### YOUR TASK
Set down each record exactly as written.

### DATA FOR THIS TASK
┄┄┄┄┄┄┄┄┄┄

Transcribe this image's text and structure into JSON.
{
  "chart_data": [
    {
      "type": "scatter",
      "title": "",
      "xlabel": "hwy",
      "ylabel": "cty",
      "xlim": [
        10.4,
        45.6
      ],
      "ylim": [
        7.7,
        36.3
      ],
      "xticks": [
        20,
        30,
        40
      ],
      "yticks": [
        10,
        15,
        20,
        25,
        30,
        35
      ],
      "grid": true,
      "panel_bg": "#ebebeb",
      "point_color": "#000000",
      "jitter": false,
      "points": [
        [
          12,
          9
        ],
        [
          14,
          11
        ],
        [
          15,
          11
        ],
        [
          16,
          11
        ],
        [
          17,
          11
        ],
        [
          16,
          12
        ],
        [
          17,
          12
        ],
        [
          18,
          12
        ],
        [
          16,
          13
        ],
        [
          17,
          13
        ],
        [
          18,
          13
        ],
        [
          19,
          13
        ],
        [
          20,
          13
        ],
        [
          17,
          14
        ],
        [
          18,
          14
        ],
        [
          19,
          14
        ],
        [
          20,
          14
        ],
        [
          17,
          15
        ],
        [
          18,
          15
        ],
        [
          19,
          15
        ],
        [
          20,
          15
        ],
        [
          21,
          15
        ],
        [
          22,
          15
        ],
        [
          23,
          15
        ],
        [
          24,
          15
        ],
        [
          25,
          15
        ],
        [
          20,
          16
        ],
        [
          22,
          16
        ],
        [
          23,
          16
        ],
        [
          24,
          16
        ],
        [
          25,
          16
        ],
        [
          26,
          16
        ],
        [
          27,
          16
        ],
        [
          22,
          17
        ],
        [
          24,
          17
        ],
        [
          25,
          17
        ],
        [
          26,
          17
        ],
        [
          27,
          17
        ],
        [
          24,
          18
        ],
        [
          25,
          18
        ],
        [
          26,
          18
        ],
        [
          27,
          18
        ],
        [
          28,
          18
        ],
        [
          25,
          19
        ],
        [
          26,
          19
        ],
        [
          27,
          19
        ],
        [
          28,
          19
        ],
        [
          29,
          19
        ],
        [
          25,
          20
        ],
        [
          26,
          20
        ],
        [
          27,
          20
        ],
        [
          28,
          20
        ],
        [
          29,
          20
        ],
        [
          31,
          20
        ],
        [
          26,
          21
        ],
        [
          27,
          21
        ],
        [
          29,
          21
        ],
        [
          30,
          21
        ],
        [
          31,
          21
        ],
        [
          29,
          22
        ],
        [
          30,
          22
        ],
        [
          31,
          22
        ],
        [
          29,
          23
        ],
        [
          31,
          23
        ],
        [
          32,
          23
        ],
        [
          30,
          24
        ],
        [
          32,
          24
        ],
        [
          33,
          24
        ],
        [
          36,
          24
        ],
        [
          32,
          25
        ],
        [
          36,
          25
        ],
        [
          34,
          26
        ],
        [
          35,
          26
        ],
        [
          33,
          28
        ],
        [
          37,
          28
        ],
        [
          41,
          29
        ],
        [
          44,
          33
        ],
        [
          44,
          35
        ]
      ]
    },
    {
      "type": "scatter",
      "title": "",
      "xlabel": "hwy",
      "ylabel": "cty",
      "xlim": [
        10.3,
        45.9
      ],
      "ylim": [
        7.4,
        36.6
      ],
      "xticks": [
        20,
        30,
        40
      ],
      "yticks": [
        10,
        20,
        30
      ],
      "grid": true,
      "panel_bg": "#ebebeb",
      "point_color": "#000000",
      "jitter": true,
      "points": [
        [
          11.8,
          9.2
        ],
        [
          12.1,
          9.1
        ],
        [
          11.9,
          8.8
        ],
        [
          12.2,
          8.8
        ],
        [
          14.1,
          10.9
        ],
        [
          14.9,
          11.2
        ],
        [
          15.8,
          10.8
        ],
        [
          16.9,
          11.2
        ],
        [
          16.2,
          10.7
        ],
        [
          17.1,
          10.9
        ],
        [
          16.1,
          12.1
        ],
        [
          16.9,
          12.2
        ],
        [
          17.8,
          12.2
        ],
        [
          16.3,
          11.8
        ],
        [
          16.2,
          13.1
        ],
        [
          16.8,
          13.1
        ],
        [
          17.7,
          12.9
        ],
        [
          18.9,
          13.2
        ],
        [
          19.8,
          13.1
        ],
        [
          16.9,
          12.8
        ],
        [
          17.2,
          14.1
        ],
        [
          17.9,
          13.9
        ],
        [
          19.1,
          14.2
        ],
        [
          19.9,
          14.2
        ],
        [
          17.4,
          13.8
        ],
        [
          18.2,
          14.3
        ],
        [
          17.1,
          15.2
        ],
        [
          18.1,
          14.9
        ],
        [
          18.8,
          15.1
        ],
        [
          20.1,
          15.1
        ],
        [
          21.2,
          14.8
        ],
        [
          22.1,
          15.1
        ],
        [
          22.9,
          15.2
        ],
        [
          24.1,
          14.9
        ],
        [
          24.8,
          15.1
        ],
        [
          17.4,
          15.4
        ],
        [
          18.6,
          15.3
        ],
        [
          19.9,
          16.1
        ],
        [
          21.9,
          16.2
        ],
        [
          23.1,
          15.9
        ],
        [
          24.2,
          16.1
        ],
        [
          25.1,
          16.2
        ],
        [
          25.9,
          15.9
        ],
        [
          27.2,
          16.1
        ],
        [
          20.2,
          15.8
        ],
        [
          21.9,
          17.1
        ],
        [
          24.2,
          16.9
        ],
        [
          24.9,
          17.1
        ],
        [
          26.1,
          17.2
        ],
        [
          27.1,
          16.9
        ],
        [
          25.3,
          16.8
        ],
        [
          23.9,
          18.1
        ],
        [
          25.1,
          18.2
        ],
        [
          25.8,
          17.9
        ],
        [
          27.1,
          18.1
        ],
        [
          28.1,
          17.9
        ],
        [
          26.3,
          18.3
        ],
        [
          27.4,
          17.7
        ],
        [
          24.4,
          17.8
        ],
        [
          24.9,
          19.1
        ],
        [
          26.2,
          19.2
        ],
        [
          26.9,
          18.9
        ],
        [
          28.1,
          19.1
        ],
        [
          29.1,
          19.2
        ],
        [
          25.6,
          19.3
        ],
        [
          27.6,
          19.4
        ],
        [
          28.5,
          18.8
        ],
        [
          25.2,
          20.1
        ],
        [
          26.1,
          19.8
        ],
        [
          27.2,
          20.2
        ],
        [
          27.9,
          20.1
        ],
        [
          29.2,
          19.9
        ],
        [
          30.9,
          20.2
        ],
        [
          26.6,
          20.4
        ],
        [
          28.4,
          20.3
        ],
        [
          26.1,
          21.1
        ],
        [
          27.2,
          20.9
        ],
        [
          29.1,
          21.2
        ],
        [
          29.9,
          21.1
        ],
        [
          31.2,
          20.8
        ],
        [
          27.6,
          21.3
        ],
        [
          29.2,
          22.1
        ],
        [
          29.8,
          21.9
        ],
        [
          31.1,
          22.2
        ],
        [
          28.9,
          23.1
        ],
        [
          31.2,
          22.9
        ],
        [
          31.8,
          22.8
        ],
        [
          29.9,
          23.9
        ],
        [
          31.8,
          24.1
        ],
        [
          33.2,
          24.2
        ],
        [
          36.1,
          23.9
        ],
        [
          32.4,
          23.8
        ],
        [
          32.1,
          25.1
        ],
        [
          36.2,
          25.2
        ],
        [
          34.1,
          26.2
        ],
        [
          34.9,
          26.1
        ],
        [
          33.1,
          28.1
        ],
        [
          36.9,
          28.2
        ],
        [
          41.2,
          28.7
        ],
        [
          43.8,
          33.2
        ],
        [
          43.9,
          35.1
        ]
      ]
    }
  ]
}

┄┄┄┄┄┄┄┄┄┄

### SOLUTION
Transcribe this image's text and structure into JSON.
{
  "chart_data": [
    {
      "type": "scatter",
      "title": "",
      "xlabel": "hwy",
      "ylabel": "cty",
      "xlim": [
        10.4,
        45.6
      ],
      "ylim": [
        7.7,
        36.3
      ],
      "xticks": [
        20,
        30,
        40
      ],
      "yticks": [
        10,
        15,
        20,
        25,
        30,
        35
      ],
      "grid": true,
      "panel_bg": "#ebebeb",
      "point_color": "#000000",
      "jitter": false,
      "points": [
        [
          12,
          9
        ],
        [
          14,
          11
        ],
        [
          15,
          11
        ],
        [
          16,
          11
        ],
        [
          17,
          11
        ],
        [
          16,
          12
        ],
        [
          17,
          12
        ],
        [
          18,
          12
        ],
        [
          16,
          13
        ],
        [
          17,
          13
        ],
        [
          18,
          13
        ],
        [
          19,
          13
        ],
        [
          20,
          13
        ],
        [
          17,
          14
        ],
        [
          18,
          14
        ],
        [
          19,
          14
        ],
        [
          20,
          14
        ],
        [
          17,
          15
        ],
        [
          18,
          15
        ],
        [
          19,
          15
        ],
        [
          20,
          15
        ],
        [
          21,
          15
        ],
        [
          22,
          15
        ],
        [
          23,
          15
        ],
        [
          24,
          15
        ],
        [
          25,
          15
        ],
        [
          20,
          16
        ],
        [
          22,
          16
        ],
        [
          23,
          16
        ],
        [
          24,
          16
        ],
        [
          25,
          16
        ],
        [
          26,
          16
        ],
        [
          27,
          16
        ],
        [
          22,
          17
        ],
        [
          24,
          17
        ],
        [
          25,
          17
        ],
        [
          26,
          17
        ],
        [
          27,
          17
        ],
        [
          24,
          18
        ],
        [
          25,
          18
        ],
        [
          26,
          18
        ],
        [
          27,
          18
        ],
        [
          28,
          18
        ],
        [
          25,
          19
        ],
        [
          26,
          19
        ],
        [
          27,
          19
        ],
        [
          28,
          19
        ],
        [
          29,
          19
        ],
        [
          25,
          20
        ],
        [
          26,
          20
        ],
        [
          27,
          20
        ],
        [
          28,
          20
        ],
        [
          29,
          20
        ],
        [
          31,
          20
        ],
        [
          26,
          21
        ],
        [
          27,
          21
        ],
        [
          29,
          21
        ],
        [
          30,
          21
        ],
        [
          31,
          21
        ],
        [
          29,
          22
        ],
        [
          30,
          22
        ],
        [
          31,
          22
        ],
        [
          29,
          23
        ],
        [
          31,
          23
        ],
        [
          32,
          23
        ],
        [
          30,
          24
        ],
        [
          32,
          24
        ],
        [
          33,
          24
        ],
        [
          36,
          24
        ],
        [
          32,
          25
        ],
        [
          36,
          25
        ],
        [
          34,
          26
        ],
        [
          35,
          26
        ],
        [
          33,
          28
        ],
        [
          37,
          28
        ],
        [
          41,
          29
        ],
        [
          44,
          33
        ],
        [
          44,
          35
        ]
      ]
    },
    {
      "type": "scatter",
      "title": "",
      "xlabel": "hwy",
      "ylabel": "cty",
      "xlim": [
        10.3,
        45.9
      ],
      "ylim": [
        7.4,
        36.6
      ],
      "xticks": [
        20,
        30,
        40
      ],
      "yticks": [
        10,
        20,
        30
      ],
      "grid": true,
      "panel_bg": "#ebebeb",
      "point_color": "#000000",
      "jitter": true,
      "points": [
        [
          11.8,
          9.2
        ],
        [
          12.1,
          9.1
        ],
        [
          11.9,
          8.8
        ],
        [
          12.2,
          8.8
        ],
        [
          14.1,
          10.9
        ],
        [
          14.9,
          11.2
        ],
        [
          15.8,
          10.8
        ],
        [
          16.9,
          11.2
        ],
        [
          16.2,
          10.7
        ],
        [
          17.1,
          10.9
        ],
        [
          16.1,
          12.1
        ],
        [
          16.9,
          12.2
        ],
        [
          17.8,
          12.2
        ],
        [
          16.3,
          11.8
        ],
        [
          16.2,
          13.1
        ],
        [
          16.8,
          13.1
        ],
        [
          17.7,
          12.9
        ],
        [
          18.9,
          13.2
        ],
        [
          19.8,
          13.1
        ],
        [
          16.9,
          12.8
        ],
        [
          17.2,
          14.1
        ],
        [
          17.9,
          13.9
        ],
        [
          19.1,
          14.2
        ],
        [
          19.9,
          14.2
        ],
        [
          17.4,
          13.8
        ],
        [
          18.2,
          14.3
        ],
        [
          17.1,
          15.2
        ],
        [
          18.1,
          14.9
        ],
        [
          18.8,
          15.1
        ],
        [
          20.1,
          15.1
        ],
        [
          21.2,
          14.8
        ],
        [
          22.1,
          15.1
        ],
        [
          22.9,
          15.2
        ],
        [
          24.1,
          14.9
        ],
        [
          24.8,
          15.1
        ],
        [
          17.4,
          15.4
        ],
        [
          18.6,
          15.3
        ],
        [
          19.9,
          16.1
        ],
        [
          21.9,
          16.2
        ],
        [
          23.1,
          15.9
        ],
        [
          24.2,
          16.1
        ],
        [
          25.1,
          16.2
        ],
        [
          25.9,
          15.9
        ],
        [
          27.2,
          16.1
        ],
        [
          20.2,
          15.8
        ],
        [
          21.9,
          17.1
        ],
        [
          24.2,
          16.9
        ],
        [
          24.9,
          17.1
        ],
        [
          26.1,
          17.2
        ],
        [
          27.1,
          16.9
        ],
        [
          25.3,
          16.8
        ],
        [
          23.9,
          18.1
        ],
        [
          25.1,
          18.2
        ],
        [
          25.8,
          17.9
        ],
        [
          27.1,
          18.1
        ],
        [
          28.1,
          17.9
        ],
        [
          26.3,
          18.3
        ],
        [
          27.4,
          17.7
        ],
        [
          24.4,
          17.8
        ],
        [
          24.9,
          19.1
        ],
        [
          26.2,
          19.2
        ],
        [
          26.9,
          18.9
        ],
        [
          28.1,
          19.1
        ],
        [
          29.1,
          19.2
        ],
        [
          25.6,
          19.3
        ],
        [
          27.6,
          19.4
        ],
        [
          28.5,
          18.8
        ],
        [
          25.2,
          20.1
        ],
        [
          26.1,
          19.8
        ],
        [
          27.2,
          20.2
        ],
        [
          27.9,
          20.1
        ],
        [
          29.2,
          19.9
        ],
        [
          30.9,
          20.2
        ],
        [
          26.6,
          20.4
        ],
        [
          28.4,
          20.3
        ],
        [
          26.1,
          21.1
        ],
        [
          27.2,
          20.9
        ],
        [
          29.1,
          21.2
        ],
        [
          29.9,
          21.1
        ],
        [
          31.2,
          20.8
        ],
        [
          27.6,
          21.3
        ],
        [
          29.2,
          22.1
        ],
        [
          29.8,
          21.9
        ],
        [
          31.1,
          22.2
        ],
        [
          28.9,
          23.1
        ],
        [
          31.2,
          22.9
        ],
        [
          31.8,
          22.8
        ],
        [
          29.9,
          23.9
        ],
        [
          31.8,
          24.1
        ],
        [
          33.2,
          24.2
        ],
        [
          36.1,
          23.9
        ],
        [
          32.4,
          23.8
        ],
        [
          32.1,
          25.1
        ],
        [
          36.2,
          25.2
        ],
        [
          34.1,
          26.2
        ],
        [
          34.9,
          26.1
        ],
        [
          33.1,
          28.1
        ],
        [
          36.9,
          28.2
        ],
        [
          41.2,
          28.7
        ],
        [
          43.8,
          33.2
        ],
        [
          43.9,
          35.1
        ]
      ]
    }
  ]
}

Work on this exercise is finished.